## [Do this]
Return the full listing exactly as it is written.

## [Stored rows]
****************************************
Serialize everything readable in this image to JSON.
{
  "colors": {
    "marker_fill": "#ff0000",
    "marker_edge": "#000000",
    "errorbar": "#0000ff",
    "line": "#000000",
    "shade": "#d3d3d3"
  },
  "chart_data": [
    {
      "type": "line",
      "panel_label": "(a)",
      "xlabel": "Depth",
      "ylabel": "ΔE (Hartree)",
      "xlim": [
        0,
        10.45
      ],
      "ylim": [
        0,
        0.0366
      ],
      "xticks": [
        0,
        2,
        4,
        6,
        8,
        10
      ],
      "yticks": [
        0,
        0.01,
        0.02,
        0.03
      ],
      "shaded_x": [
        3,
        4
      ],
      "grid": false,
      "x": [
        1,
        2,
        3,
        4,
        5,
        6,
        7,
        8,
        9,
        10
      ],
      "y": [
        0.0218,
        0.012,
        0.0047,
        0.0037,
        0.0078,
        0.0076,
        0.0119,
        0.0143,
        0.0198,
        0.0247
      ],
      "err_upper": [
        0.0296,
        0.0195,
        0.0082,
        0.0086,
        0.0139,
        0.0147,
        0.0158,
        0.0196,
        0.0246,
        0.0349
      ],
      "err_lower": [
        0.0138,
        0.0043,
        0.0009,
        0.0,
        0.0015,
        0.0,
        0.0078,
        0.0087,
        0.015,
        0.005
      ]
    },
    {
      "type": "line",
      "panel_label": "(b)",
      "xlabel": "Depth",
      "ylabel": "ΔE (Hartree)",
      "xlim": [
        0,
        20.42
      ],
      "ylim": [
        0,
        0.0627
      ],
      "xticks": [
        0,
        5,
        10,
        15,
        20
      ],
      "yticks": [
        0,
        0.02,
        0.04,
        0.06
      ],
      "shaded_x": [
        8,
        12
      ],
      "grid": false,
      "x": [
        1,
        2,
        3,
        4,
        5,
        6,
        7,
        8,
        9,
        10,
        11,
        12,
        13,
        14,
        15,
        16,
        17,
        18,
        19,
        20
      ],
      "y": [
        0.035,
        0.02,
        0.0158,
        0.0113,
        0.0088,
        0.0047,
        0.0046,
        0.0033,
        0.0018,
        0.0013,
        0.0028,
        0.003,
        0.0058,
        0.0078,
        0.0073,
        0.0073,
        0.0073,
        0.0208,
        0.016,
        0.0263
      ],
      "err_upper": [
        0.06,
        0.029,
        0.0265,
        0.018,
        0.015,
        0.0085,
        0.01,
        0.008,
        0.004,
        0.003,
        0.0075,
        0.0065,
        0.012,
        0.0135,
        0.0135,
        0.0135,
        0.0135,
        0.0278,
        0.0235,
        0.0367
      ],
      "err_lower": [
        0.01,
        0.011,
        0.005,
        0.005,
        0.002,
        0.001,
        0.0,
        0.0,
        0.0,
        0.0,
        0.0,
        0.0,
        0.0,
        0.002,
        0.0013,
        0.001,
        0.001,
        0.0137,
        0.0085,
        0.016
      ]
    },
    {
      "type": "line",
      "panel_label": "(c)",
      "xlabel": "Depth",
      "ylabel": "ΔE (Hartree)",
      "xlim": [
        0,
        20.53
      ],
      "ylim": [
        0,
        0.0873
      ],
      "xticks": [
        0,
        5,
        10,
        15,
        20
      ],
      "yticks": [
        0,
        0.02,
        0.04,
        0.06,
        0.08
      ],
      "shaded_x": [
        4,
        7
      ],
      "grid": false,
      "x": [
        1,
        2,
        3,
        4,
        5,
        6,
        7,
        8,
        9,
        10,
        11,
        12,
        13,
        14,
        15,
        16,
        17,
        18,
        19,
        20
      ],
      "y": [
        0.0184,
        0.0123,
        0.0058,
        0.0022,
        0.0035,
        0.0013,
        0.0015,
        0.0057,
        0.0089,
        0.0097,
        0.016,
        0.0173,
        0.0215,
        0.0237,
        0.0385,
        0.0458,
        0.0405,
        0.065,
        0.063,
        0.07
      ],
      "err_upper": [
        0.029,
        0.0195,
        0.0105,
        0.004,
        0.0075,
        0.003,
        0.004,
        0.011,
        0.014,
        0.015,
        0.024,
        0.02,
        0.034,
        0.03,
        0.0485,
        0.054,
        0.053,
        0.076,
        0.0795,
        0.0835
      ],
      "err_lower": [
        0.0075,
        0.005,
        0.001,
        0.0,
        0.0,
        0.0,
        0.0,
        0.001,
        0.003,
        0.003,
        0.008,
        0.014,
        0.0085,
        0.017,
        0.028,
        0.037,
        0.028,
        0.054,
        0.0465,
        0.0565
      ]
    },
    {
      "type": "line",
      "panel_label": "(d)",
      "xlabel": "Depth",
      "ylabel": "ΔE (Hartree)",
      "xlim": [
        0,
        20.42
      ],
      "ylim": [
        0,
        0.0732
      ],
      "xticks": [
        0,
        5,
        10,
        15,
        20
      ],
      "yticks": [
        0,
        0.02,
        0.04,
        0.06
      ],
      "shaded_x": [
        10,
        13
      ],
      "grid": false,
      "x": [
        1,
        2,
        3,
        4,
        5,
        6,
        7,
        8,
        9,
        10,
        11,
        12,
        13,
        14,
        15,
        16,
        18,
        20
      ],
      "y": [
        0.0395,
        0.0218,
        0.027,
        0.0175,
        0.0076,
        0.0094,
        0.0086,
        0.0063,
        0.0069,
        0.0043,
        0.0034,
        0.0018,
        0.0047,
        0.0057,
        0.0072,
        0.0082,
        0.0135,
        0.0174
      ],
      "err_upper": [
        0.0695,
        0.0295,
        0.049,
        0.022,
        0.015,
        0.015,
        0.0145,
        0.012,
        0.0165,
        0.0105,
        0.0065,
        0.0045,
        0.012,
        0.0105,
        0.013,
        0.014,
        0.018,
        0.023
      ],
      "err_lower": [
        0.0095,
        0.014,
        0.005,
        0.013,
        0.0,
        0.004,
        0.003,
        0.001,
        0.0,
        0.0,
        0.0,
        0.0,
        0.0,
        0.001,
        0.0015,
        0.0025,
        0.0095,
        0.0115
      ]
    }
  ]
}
****************************************
## [Response for this exercise]
Serialize everything readable in this image to JSON.
{
  "colors": {
    "marker_fill": "#ff0000",
    "marker_edge": "#000000",
    "errorbar": "#0000ff",
    "line": "#000000",
    "shade": "#d3d3d3"
  },
  "chart_data": [
    {
      "type": "line",
      "panel_label": "(a)",
      "xlabel": "Depth",
      "ylabel": "ΔE (Hartree)",
      "xlim": [
        0,
        10.45
      ],
      "ylim": [
        0,
        0.0366
      ],
      "xticks": [
        0,
        2,
        4,
        6,
        8,
        10
      ],
      "yticks": [
        0,
        0.01,
        0.02,
        0.03
      ],
      "shaded_x": [
        3,
        4
      ],
      "grid": false,
      "x": [
        1,
        2,
        3,
        4,
        5,
        6,
        7,
        8,
        9,
        10
      ],
      "y": [
        0.0218,
        0.012,
        0.0047,
        0.0037,
        0.0078,
        0.0076,
        0.0119,
        0.0143,
        0.0198,
        0.0247
      ],
      "err_upper": [
        0.0296,
        0.0195,
        0.0082,
        0.0086,
        0.0139,
        0.0147,
        0.0158,
        0.0196,
        0.0246,
        0.0349
      ],
      "err_lower": [
        0.0138,
        0.0043,
        0.0009,
        0.0,
        0.0015,
        0.0,
        0.0078,
        0.0087,
        0.015,
        0.005
      ]
    },
    {
      "type": "line",
      "panel_label": "(b)",
      "xlabel": "Depth",
      "ylabel": "ΔE (Hartree)",
      "xlim": [
        0,
        20.42
      ],
      "ylim": [
        0,
        0.0627
      ],
      "xticks": [
        0,
        5,
        10,
        15,
        20
      ],
      "yticks": [
        0,
        0.02,
        0.04,
        0.06
      ],
      "shaded_x": [
        8,
        12
      ],
      "grid": false,
      "x": [
        1,
        2,
        3,
        4,
        5,
        6,
        7,
        8,
        9,
        10,
        11,
        12,
        13,
        14,
        15,
        16,
        17,
        18,
        19,
        20
      ],
      "y": [
        0.035,
        0.02,
        0.0158,
        0.0113,
        0.0088,
        0.0047,
        0.0046,
        0.0033,
        0.0018,
        0.0013,
        0.0028,
        0.003,
        0.0058,
        0.0078,
        0.0073,
        0.0073,
        0.0073,
        0.0208,
        0.016,
        0.0263
      ],
      "err_upper": [
        0.06,
        0.029,
        0.0265,
        0.018,
        0.015,
        0.0085,
        0.01,
        0.008,
        0.004,
        0.003,
        0.0075,
        0.0065,
        0.012,
        0.0135,
        0.0135,
        0.0135,
        0.0135,
        0.0278,
        0.0235,
        0.0367
      ],
      "err_lower": [
        0.01,
        0.011,
        0.005,
        0.005,
        0.002,
        0.001,
        0.0,
        0.0,
        0.0,
        0.0,
        0.0,
        0.0,
        0.0,
        0.002,
        0.0013,
        0.001,
        0.001,
        0.0137,
        0.0085,
        0.016
      ]
    },
    {
      "type": "line",
      "panel_label": "(c)",
      "xlabel": "Depth",
      "ylabel": "ΔE (Hartree)",
      "xlim": [
        0,
        20.53
      ],
      "ylim": [
        0,
        0.0873
      ],
      "xticks": [
        0,
        5,
        10,
        15,
        20
      ],
      "yticks": [
        0,
        0.02,
        0.04,
        0.06,
        0.08
      ],
      "shaded_x": [
        4,
        7
      ],
      "grid": false,
      "x": [
        1,
        2,
        3,
        4,
        5,
        6,
        7,
        8,
        9,
        10,
        11,
        12,
        13,
        14,
        15,
        16,
        17,
        18,
        19,
        20
      ],
      "y": [
        0.0184,
        0.0123,
        0.0058,
        0.0022,
        0.0035,
        0.0013,
        0.0015,
        0.0057,
        0.0089,
        0.0097,
        0.016,
        0.0173,
        0.0215,
        0.0237,
        0.0385,
        0.0458,
        0.0405,
        0.065,
        0.063,
        0.07
      ],
      "err_upper": [
        0.029,
        0.0195,
        0.0105,
        0.004,
        0.0075,
        0.003,
        0.004,
        0.011,
        0.014,
        0.015,
        0.024,
        0.02,
        0.034,
        0.03,
        0.0485,
        0.054,
        0.053,
        0.076,
        0.0795,
        0.0835
      ],
      "err_lower": [
        0.0075,
        0.005,
        0.001,
        0.0,
        0.0,
        0.0,
        0.0,
        0.001,
        0.003,
        0.003,
        0.008,
        0.014,
        0.0085,
        0.017,
        0.028,
        0.037,
        0.028,
        0.054,
        0.0465,
        0.0565
      ]
    },
    {
      "type": "line",
      "panel_label": "(d)",
      "xlabel": "Depth",
      "ylabel": "ΔE (Hartree)",
      "xlim": [
        0,
        20.42
      ],
      "ylim": [
        0,
        0.0732
      ],
      "xticks": [
        0,
        5,
        10,
        15,
        20
      ],
      "yticks": [
        0,
        0.02,
        0.04,
        0.06
      ],
      "shaded_x": [
        10,
        13
      ],
      "grid": false,
      "x": [
        1,
        2,
        3,
        4,
        5,
        6,
        7,
        8,
        9,
        10,
        11,
        12,
        13,
        14,
        15,
        16,
        18,
        20
      ],
      "y": [
        0.0395,
        0.0218,
        0.027,
        0.0175,
        0.0076,
        0.0094,
        0.0086,
        0.0063,
        0.0069,
        0.0043,
        0.0034,
        0.0018,
        0.0047,
        0.0057,
        0.0072,
        0.0082,
        0.0135,
        0.0174
      ],
      "err_upper": [
        0.0695,
        0.0295,
        0.049,
        0.022,
        0.015,
        0.015,
        0.0145,
        0.012,
        0.0165,
        0.0105,
        0.0065,
        0.0045,
        0.012,
        0.0105,
        0.013,
        0.014,
        0.018,
        0.023
      ],
      "err_lower": [
        0.0095,
        0.014,
        0.005,
        0.013,
        0.0,
        0.004,
        0.003,
        0.001,
        0.0,
        0.0,
        0.0,
        0.0,
        0.0,
        0.001,
        0.0015,
        0.0025,
        0.0095,
        0.0115
      ]
    }
  ]
}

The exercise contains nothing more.